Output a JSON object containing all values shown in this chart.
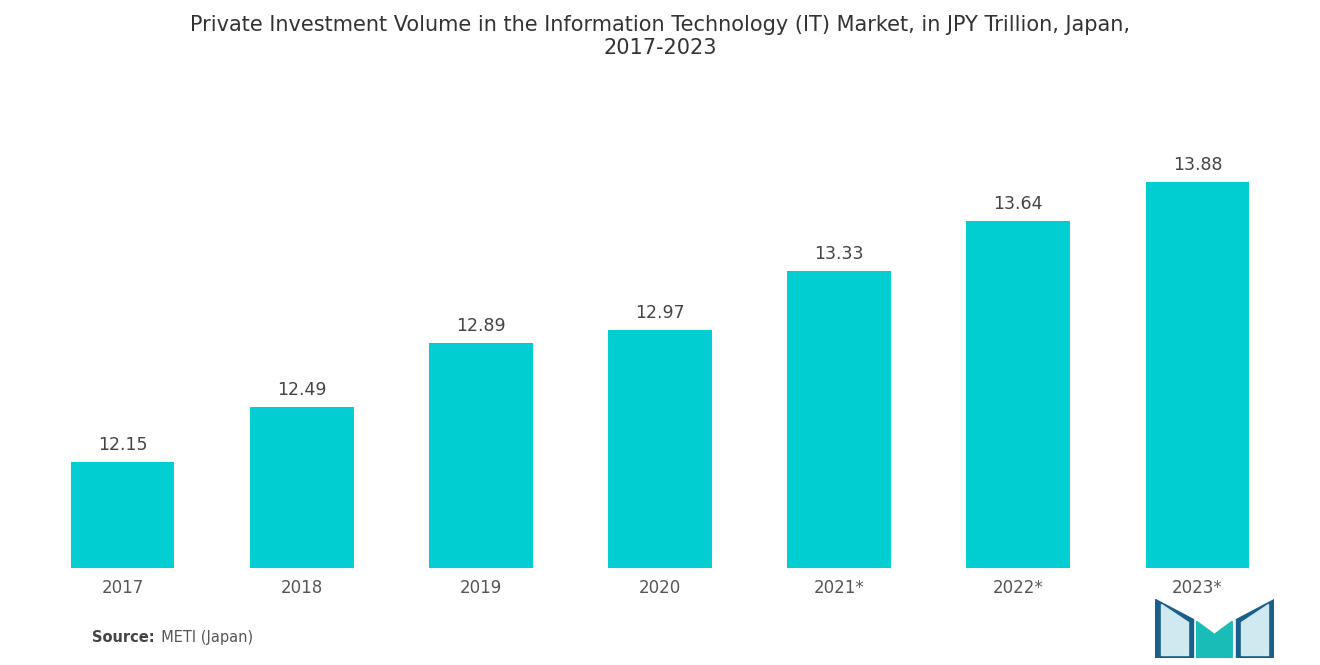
{
  "title": "Private Investment Volume in the Information Technology (IT) Market, in JPY Trillion, Japan,\n2017-2023",
  "categories": [
    "2017",
    "2018",
    "2019",
    "2020",
    "2021*",
    "2022*",
    "2023*"
  ],
  "values": [
    12.15,
    12.49,
    12.89,
    12.97,
    13.33,
    13.64,
    13.88
  ],
  "bar_color": "#00CED1",
  "background_color": "#ffffff",
  "title_fontsize": 15,
  "label_fontsize": 12.5,
  "tick_fontsize": 12,
  "source_bold": "Source:",
  "source_normal": "  METI (Japan)",
  "ylim_min": 11.5,
  "ylim_max": 14.5,
  "bar_width": 0.58
}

-----

◆ Objective: Copy all lines of the listing above that contain the string "Japan".

◆ Exercise output:
  "title": "Private Investment Volume in the Information Technology (IT) Market, in JPY Trillion, Japan,\n2017-2023",
  "source_normal": "  METI (Japan)",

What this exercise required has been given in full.